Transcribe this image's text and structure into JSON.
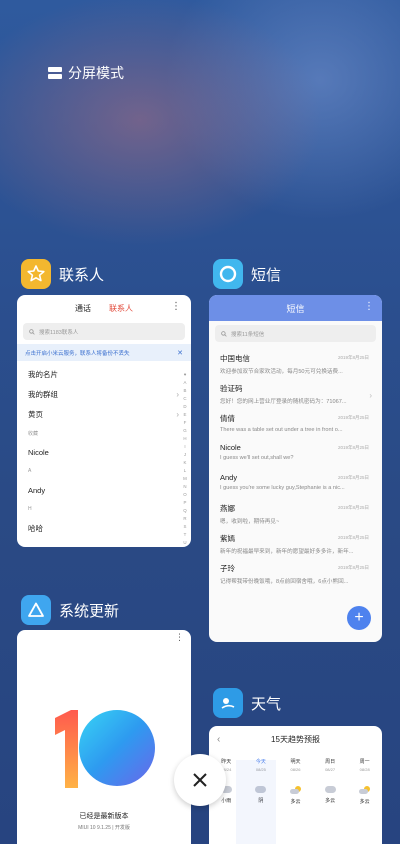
{
  "split_mode": {
    "label": "分屏模式"
  },
  "contacts_app": {
    "name": "联系人",
    "tabs": [
      "通话",
      "联系人"
    ],
    "search_placeholder": "搜索1183联系人",
    "banner": "点击开启小米云服务，联系人将备份不丢失",
    "rows": [
      {
        "label": "我的名片",
        "kind": "row"
      },
      {
        "label": "我的群组",
        "kind": "row"
      },
      {
        "label": "黄页",
        "kind": "row"
      },
      {
        "label": "收藏",
        "kind": "section"
      },
      {
        "label": "Nicole",
        "kind": "row"
      },
      {
        "label": "A",
        "kind": "section"
      },
      {
        "label": "Andy",
        "kind": "row"
      },
      {
        "label": "H",
        "kind": "section"
      },
      {
        "label": "哈哈",
        "kind": "row"
      }
    ],
    "alphabet": [
      "♥",
      "A",
      "B",
      "C",
      "D",
      "E",
      "F",
      "G",
      "H",
      "I",
      "J",
      "K",
      "L",
      "M",
      "N",
      "O",
      "P",
      "Q",
      "R",
      "S",
      "T",
      "U",
      "V",
      "W",
      "X",
      "Y",
      "Z",
      "#"
    ]
  },
  "sms_app": {
    "name": "短信",
    "title": "短信",
    "search_placeholder": "搜索11条短信",
    "messages": [
      {
        "name": "中国电信",
        "time": "2019年8月25日",
        "preview": "欢迎参加双节合家欢活动，每月50元可兑换话费..."
      },
      {
        "name": "验证码",
        "time": "",
        "preview": "您好！您的网上营业厅登录的随机密码为：71067..."
      },
      {
        "name": "倩倩",
        "time": "2019年8月25日",
        "preview": "There was a table set out under a tree in front o..."
      },
      {
        "name": "Nicole",
        "time": "2019年8月25日",
        "preview": "I guess we'll set out,shall we?"
      },
      {
        "name": "Andy",
        "time": "2019年8月25日",
        "preview": "I guess you're some lucky guy,Stephanie is a nic..."
      },
      {
        "name": "燕娜",
        "time": "2019年8月25日",
        "preview": "嗯，收到啦，期待再见~"
      },
      {
        "name": "紫嫣",
        "time": "2019年8月25日",
        "preview": "新年的祝福最早来到，新年的愿望最好多多许，新年..."
      },
      {
        "name": "子玲",
        "time": "2019年8月25日",
        "preview": "记得帮我带份晚饭哦，8点前回宿舍哦，6点小熊回..."
      }
    ]
  },
  "updater_app": {
    "name": "系统更新",
    "status": "已经是最新版本",
    "version": "MIUI 10 9.1.25 | 开发版"
  },
  "weather_app": {
    "name": "天气",
    "title": "15天趋势预报",
    "days": [
      {
        "label": "昨天",
        "date": "08/24"
      },
      {
        "label": "今天",
        "date": "08/25"
      },
      {
        "label": "明天",
        "date": "08/26"
      },
      {
        "label": "周日",
        "date": "08/27"
      },
      {
        "label": "周一",
        "date": "08/28"
      }
    ],
    "conditions": [
      {
        "label": "小雨",
        "icon": "cloud"
      },
      {
        "label": "阴",
        "icon": "cloud"
      },
      {
        "label": "多云",
        "icon": "sun-cloud"
      },
      {
        "label": "多云",
        "icon": "cloud"
      },
      {
        "label": "多云",
        "icon": "sun-cloud"
      }
    ]
  },
  "colors": {
    "accent_red": "#e24a3b",
    "accent_blue": "#4e82ee",
    "contacts_icon": "#f3b72f",
    "sms_icon": "#41b7ee",
    "updater_icon": "#3fa6ef",
    "weather_icon": "#2e9be6"
  }
}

- - - - - - -

_Prompt_:
Copy out every line from the material above in which the word "guess" appears.

_Final result_:
        "preview": "I guess we'll set out,shall we?"
        "preview": "I guess you're some lucky guy,Stephanie is a nic..."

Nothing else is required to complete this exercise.